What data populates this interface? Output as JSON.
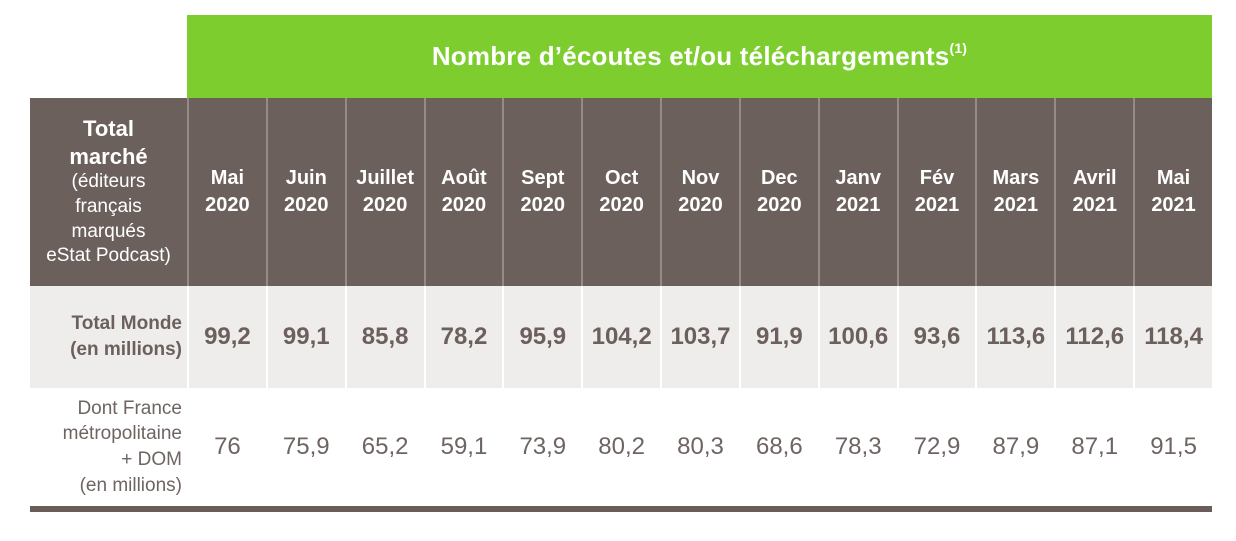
{
  "banner": {
    "title": "Nombre d’écoutes et/ou téléchargements",
    "superscript": "(1)"
  },
  "header": {
    "label_title": "Total\nmarché",
    "label_subtitle": "(éditeurs\nfrançais\nmarqués\neStat Podcast)",
    "months": [
      "Mai\n2020",
      "Juin\n2020",
      "Juillet\n2020",
      "Août\n2020",
      "Sept\n2020",
      "Oct\n2020",
      "Nov\n2020",
      "Dec\n2020",
      "Janv\n2021",
      "Fév\n2021",
      "Mars\n2021",
      "Avril\n2021",
      "Mai\n2021"
    ]
  },
  "rows": [
    {
      "label": "Total Monde\n(en millions)",
      "values": [
        "99,2",
        "99,1",
        "85,8",
        "78,2",
        "95,9",
        "104,2",
        "103,7",
        "91,9",
        "100,6",
        "93,6",
        "113,6",
        "112,6",
        "118,4"
      ]
    },
    {
      "label": "Dont France\nmétropolitaine\n+ DOM\n(en millions)",
      "values": [
        "76",
        "75,9",
        "65,2",
        "59,1",
        "73,9",
        "80,2",
        "80,3",
        "68,6",
        "78,3",
        "72,9",
        "87,9",
        "87,1",
        "91,5"
      ]
    }
  ],
  "colors": {
    "green": "#7ECD2E",
    "brown": "#6C605D",
    "divider": "#948A87",
    "shaded_row": "#EFEDEB",
    "text": "#6C605D",
    "text_light": "#6E6562",
    "rule": "#695D59",
    "white": "#FFFFFF"
  }
}
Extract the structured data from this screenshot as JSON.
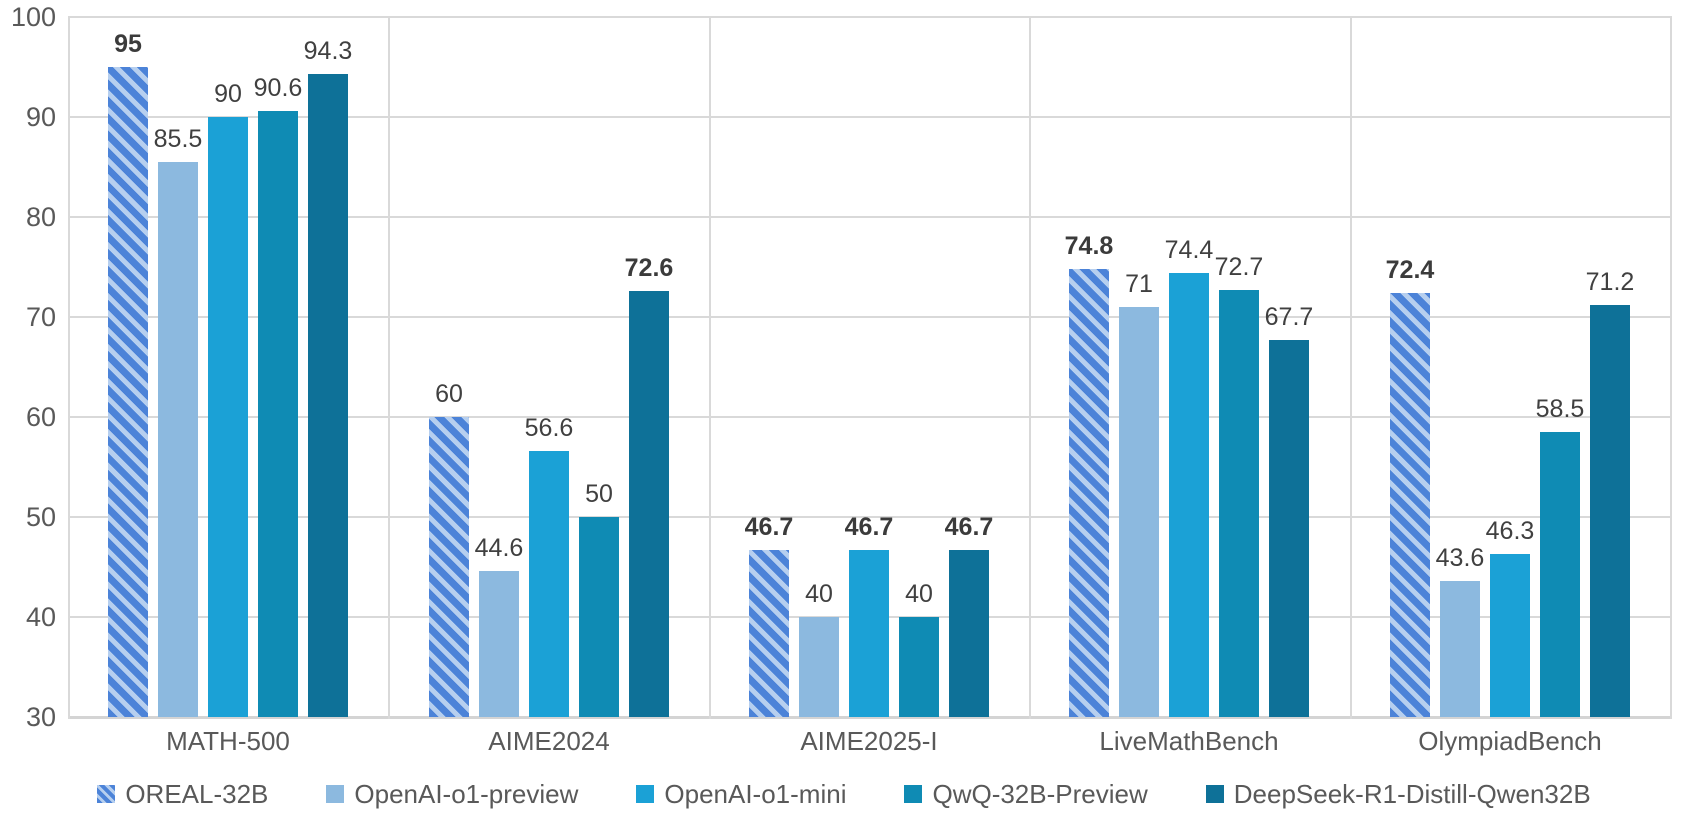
{
  "chart_data": {
    "type": "bar",
    "title": "",
    "categories": [
      "MATH-500",
      "AIME2024",
      "AIME2025-I",
      "LiveMathBench",
      "OlympiadBench"
    ],
    "series": [
      {
        "name": "OREAL-32B",
        "values": [
          95,
          60,
          46.7,
          74.8,
          72.4
        ],
        "labels": [
          "95",
          "60",
          "46.7",
          "74.8",
          "72.4"
        ],
        "bold": [
          true,
          false,
          true,
          true,
          true
        ],
        "fill": "hatch",
        "hatch_stripe_color": "#4c83d8",
        "hatch_bg_color": "#b6cfef"
      },
      {
        "name": "OpenAI-o1-preview",
        "values": [
          85.5,
          44.6,
          40,
          71,
          43.6
        ],
        "labels": [
          "85.5",
          "44.6",
          "40",
          "71",
          "43.6"
        ],
        "bold": [
          false,
          false,
          false,
          false,
          false
        ],
        "fill": "solid",
        "color": "#8cb9df"
      },
      {
        "name": "OpenAI-o1-mini",
        "values": [
          90,
          56.6,
          46.7,
          74.4,
          46.3
        ],
        "labels": [
          "90",
          "56.6",
          "46.7",
          "74.4",
          "46.3"
        ],
        "bold": [
          false,
          false,
          true,
          false,
          false
        ],
        "fill": "solid",
        "color": "#1ba1d6"
      },
      {
        "name": "QwQ-32B-Preview",
        "values": [
          90.6,
          50,
          40,
          72.7,
          58.5
        ],
        "labels": [
          "90.6",
          "50",
          "40",
          "72.7",
          "58.5"
        ],
        "bold": [
          false,
          false,
          false,
          false,
          false
        ],
        "fill": "solid",
        "color": "#0f8bb4"
      },
      {
        "name": "DeepSeek-R1-Distill-Qwen32B",
        "values": [
          94.3,
          72.6,
          46.7,
          67.7,
          71.2
        ],
        "labels": [
          "94.3",
          "72.6",
          "46.7",
          "67.7",
          "71.2"
        ],
        "bold": [
          false,
          true,
          true,
          false,
          false
        ],
        "fill": "solid",
        "color": "#0e7198"
      }
    ],
    "y_axis": {
      "min": 30,
      "max": 100,
      "step": 10,
      "tick_labels": [
        "30",
        "40",
        "50",
        "60",
        "70",
        "80",
        "90",
        "100"
      ]
    },
    "grid": true,
    "legend_position": "bottom",
    "colors": {
      "gridline": "#d9d9d9",
      "axis_text": "#595959",
      "data_label_text": "#404040",
      "background": "#ffffff"
    }
  }
}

::::::::::

» REQUIREMENTS
The entries above should be reproduced exactly, without their pictures.

» ANSWER
What data populates this interface? Output as JSON.
{
  "banner": {
    "title": "Nombre d’écoutes et/ou téléchargements",
    "superscript": "(1)"
  },
  "header": {
    "label_title": "Total\nmarché",
    "label_subtitle": "(éditeurs\nfrançais\nmarqués\neStat Podcast)",
    "months": [
      "Mai\n2020",
      "Juin\n2020",
      "Juillet\n2020",
      "Août\n2020",
      "Sept\n2020",
      "Oct\n2020",
      "Nov\n2020",
      "Dec\n2020",
      "Janv\n2021",
      "Fév\n2021",
      "Mars\n2021",
      "Avril\n2021",
      "Mai\n2021"
    ]
  },
  "rows": [
    {
      "label": "Total Monde\n(en millions)",
      "values": [
        "99,2",
        "99,1",
        "85,8",
        "78,2",
        "95,9",
        "104,2",
        "103,7",
        "91,9",
        "100,6",
        "93,6",
        "113,6",
        "112,6",
        "118,4"
      ]
    },
    {
      "label": "Dont France\nmétropolitaine\n+ DOM\n(en millions)",
      "values": [
        "76",
        "75,9",
        "65,2",
        "59,1",
        "73,9",
        "80,2",
        "80,3",
        "68,6",
        "78,3",
        "72,9",
        "87,9",
        "87,1",
        "91,5"
      ]
    }
  ],
  "colors": {
    "green": "#7ECD2E",
    "brown": "#6C605D",
    "divider": "#948A87",
    "shaded_row": "#EFEDEB",
    "text": "#6C605D",
    "text_light": "#6E6562",
    "rule": "#695D59",
    "white": "#FFFFFF"
  }
}
Extract the structured data from this screenshot as JSON.
{
  "chart_data": {
    "type": "bar",
    "title": "",
    "categories": [
      "MATH-500",
      "AIME2024",
      "AIME2025-I",
      "LiveMathBench",
      "OlympiadBench"
    ],
    "series": [
      {
        "name": "OREAL-32B",
        "values": [
          95,
          60,
          46.7,
          74.8,
          72.4
        ],
        "labels": [
          "95",
          "60",
          "46.7",
          "74.8",
          "72.4"
        ],
        "bold": [
          true,
          false,
          true,
          true,
          true
        ],
        "fill": "hatch",
        "hatch_stripe_color": "#4c83d8",
        "hatch_bg_color": "#b6cfef"
      },
      {
        "name": "OpenAI-o1-preview",
        "values": [
          85.5,
          44.6,
          40,
          71,
          43.6
        ],
        "labels": [
          "85.5",
          "44.6",
          "40",
          "71",
          "43.6"
        ],
        "bold": [
          false,
          false,
          false,
          false,
          false
        ],
        "fill": "solid",
        "color": "#8cb9df"
      },
      {
        "name": "OpenAI-o1-mini",
        "values": [
          90,
          56.6,
          46.7,
          74.4,
          46.3
        ],
        "labels": [
          "90",
          "56.6",
          "46.7",
          "74.4",
          "46.3"
        ],
        "bold": [
          false,
          false,
          true,
          false,
          false
        ],
        "fill": "solid",
        "color": "#1ba1d6"
      },
      {
        "name": "QwQ-32B-Preview",
        "values": [
          90.6,
          50,
          40,
          72.7,
          58.5
        ],
        "labels": [
          "90.6",
          "50",
          "40",
          "72.7",
          "58.5"
        ],
        "bold": [
          false,
          false,
          false,
          false,
          false
        ],
        "fill": "solid",
        "color": "#0f8bb4"
      },
      {
        "name": "DeepSeek-R1-Distill-Qwen32B",
        "values": [
          94.3,
          72.6,
          46.7,
          67.7,
          71.2
        ],
        "labels": [
          "94.3",
          "72.6",
          "46.7",
          "67.7",
          "71.2"
        ],
        "bold": [
          false,
          true,
          true,
          false,
          false
        ],
        "fill": "solid",
        "color": "#0e7198"
      }
    ],
    "y_axis": {
      "min": 30,
      "max": 100,
      "step": 10,
      "tick_labels": [
        "30",
        "40",
        "50",
        "60",
        "70",
        "80",
        "90",
        "100"
      ]
    },
    "grid": true,
    "legend_position": "bottom",
    "colors": {
      "gridline": "#d9d9d9",
      "axis_text": "#595959",
      "data_label_text": "#404040",
      "background": "#ffffff"
    }
  }
}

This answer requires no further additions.